Single out the lines of the material that contain "this" and copy them.

--- Start of RECORDED INFORMATION ---

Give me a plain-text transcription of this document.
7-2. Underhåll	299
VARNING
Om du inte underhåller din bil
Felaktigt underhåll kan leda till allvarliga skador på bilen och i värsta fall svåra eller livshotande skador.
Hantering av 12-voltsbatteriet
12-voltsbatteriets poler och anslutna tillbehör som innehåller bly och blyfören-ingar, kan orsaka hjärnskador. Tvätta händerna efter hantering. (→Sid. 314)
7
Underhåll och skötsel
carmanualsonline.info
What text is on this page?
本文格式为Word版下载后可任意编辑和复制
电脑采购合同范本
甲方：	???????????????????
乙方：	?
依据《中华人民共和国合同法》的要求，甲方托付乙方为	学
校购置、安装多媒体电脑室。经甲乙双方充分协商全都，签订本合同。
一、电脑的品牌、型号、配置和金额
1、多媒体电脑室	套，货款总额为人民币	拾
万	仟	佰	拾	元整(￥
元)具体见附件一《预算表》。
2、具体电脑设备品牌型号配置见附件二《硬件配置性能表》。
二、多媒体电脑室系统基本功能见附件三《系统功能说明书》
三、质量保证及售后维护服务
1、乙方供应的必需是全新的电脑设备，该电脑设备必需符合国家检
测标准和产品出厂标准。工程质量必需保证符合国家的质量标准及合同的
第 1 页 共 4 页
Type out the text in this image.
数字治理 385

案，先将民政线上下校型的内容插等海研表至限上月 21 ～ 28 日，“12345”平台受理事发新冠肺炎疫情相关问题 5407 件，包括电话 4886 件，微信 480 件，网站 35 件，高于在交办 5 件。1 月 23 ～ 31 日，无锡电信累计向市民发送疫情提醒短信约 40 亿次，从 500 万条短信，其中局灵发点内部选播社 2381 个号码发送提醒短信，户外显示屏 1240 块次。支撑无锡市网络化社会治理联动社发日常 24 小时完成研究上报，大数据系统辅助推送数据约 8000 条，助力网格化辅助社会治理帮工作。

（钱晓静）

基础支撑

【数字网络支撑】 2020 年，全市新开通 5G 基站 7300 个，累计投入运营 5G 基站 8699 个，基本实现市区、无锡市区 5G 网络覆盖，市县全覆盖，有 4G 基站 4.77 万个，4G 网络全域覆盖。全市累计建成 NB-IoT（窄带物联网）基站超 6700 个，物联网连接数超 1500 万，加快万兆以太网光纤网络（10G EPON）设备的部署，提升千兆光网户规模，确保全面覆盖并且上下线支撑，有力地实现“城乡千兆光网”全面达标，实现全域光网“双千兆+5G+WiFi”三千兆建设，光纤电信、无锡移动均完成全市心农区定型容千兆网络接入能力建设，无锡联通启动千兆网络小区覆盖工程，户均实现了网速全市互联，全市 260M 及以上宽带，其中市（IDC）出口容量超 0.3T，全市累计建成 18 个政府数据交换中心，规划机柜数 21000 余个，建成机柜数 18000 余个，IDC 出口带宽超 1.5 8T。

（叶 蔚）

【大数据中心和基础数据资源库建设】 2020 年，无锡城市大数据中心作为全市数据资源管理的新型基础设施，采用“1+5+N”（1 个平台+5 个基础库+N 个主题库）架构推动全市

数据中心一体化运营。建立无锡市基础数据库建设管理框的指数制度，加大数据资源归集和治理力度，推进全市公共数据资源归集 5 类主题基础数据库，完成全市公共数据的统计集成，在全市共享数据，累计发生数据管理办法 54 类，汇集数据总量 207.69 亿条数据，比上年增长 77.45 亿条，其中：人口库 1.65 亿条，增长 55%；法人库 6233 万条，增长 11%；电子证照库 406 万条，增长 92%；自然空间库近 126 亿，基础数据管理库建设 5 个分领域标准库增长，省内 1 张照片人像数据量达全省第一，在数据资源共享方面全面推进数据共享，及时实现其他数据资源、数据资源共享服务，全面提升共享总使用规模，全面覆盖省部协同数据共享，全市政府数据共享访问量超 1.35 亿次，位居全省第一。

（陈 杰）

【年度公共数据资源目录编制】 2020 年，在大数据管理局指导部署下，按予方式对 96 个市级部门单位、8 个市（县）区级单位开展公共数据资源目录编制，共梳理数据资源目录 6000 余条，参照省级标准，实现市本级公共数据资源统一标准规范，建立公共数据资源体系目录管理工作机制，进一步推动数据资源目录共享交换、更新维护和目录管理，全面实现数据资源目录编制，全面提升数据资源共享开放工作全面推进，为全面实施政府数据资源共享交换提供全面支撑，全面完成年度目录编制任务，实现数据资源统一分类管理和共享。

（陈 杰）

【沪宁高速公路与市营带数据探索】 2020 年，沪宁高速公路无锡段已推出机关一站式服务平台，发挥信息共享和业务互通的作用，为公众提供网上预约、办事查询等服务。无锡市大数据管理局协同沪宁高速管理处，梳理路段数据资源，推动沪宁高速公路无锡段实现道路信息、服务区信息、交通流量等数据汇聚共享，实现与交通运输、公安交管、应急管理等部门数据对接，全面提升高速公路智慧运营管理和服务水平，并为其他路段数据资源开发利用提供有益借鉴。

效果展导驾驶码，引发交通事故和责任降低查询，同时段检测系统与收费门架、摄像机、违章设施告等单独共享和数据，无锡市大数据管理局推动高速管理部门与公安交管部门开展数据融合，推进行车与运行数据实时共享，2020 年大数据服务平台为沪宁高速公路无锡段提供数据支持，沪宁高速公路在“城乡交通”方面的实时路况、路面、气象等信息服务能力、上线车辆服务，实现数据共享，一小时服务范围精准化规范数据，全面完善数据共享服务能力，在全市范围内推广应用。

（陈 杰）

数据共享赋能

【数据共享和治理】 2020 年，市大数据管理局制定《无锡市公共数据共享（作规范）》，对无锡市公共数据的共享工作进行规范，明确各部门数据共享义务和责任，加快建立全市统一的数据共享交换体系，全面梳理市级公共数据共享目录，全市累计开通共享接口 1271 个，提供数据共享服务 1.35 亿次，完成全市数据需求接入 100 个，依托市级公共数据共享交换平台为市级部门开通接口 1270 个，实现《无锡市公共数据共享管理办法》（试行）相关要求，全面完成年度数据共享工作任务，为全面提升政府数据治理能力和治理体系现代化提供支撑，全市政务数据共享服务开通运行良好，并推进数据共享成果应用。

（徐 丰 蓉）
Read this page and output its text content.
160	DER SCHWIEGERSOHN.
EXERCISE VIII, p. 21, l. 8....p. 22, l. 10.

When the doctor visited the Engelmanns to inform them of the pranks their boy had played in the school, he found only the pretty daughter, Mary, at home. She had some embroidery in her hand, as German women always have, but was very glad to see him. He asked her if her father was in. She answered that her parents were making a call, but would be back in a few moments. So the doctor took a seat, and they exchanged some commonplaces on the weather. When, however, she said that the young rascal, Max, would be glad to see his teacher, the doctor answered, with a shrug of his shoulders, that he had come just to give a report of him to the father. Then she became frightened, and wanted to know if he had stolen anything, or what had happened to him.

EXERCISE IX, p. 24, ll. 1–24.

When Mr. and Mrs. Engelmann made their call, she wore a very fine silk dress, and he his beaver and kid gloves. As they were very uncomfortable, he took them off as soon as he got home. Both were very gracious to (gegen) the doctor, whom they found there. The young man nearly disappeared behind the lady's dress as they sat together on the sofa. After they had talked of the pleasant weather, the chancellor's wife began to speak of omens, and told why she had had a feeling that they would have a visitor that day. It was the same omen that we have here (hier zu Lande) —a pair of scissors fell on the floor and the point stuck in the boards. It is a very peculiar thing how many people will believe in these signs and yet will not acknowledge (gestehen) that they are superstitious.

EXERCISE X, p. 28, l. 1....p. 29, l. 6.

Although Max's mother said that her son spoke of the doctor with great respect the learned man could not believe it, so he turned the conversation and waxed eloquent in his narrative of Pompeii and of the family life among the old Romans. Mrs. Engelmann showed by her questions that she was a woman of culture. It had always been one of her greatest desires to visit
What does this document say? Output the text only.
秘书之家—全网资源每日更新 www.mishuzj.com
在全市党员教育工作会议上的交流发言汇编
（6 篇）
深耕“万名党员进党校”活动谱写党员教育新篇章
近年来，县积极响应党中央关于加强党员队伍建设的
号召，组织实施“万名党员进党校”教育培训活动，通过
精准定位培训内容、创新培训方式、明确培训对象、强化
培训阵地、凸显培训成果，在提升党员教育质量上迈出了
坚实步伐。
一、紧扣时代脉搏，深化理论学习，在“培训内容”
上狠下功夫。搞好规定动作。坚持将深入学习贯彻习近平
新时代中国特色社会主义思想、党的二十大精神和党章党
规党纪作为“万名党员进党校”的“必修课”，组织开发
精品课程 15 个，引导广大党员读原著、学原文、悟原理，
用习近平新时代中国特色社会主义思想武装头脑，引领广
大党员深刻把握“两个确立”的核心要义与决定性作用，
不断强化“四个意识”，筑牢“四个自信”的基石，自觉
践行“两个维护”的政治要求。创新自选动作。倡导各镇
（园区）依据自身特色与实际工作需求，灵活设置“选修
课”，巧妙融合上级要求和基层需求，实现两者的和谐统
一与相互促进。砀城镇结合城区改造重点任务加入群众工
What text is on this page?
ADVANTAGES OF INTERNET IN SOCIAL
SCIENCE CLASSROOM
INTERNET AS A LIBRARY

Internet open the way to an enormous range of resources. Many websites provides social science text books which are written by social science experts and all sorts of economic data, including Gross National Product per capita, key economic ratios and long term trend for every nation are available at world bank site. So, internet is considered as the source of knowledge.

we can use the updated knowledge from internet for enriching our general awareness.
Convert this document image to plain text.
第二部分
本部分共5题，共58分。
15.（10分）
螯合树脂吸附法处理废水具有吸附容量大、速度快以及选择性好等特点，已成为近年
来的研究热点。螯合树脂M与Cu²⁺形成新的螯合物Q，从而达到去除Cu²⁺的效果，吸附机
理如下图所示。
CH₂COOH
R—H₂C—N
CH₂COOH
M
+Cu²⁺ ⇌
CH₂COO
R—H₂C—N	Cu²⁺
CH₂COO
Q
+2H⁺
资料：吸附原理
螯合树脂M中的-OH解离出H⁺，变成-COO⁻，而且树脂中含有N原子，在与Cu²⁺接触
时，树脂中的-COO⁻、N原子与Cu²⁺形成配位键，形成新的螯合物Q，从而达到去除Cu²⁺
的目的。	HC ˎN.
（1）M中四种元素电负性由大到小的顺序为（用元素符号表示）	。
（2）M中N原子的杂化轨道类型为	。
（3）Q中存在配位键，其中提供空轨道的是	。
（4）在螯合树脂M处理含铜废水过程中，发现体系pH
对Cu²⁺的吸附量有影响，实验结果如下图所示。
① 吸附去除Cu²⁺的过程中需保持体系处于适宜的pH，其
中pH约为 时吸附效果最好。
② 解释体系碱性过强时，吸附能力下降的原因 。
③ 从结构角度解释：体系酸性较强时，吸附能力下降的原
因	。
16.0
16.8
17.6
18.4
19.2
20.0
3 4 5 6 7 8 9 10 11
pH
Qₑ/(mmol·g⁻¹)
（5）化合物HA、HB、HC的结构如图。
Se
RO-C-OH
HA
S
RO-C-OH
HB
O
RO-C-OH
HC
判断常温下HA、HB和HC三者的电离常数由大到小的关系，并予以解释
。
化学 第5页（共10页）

--- End of RECORDED INFORMATION ---

FULL RESPONSE —
Give me a plain-text transcription of this document.
What text is on this page?
Type out the text in this image.
Read this page and output its text content.
What does this document say? Output the text only.
What text is on this page?
Convert this document image to plain text.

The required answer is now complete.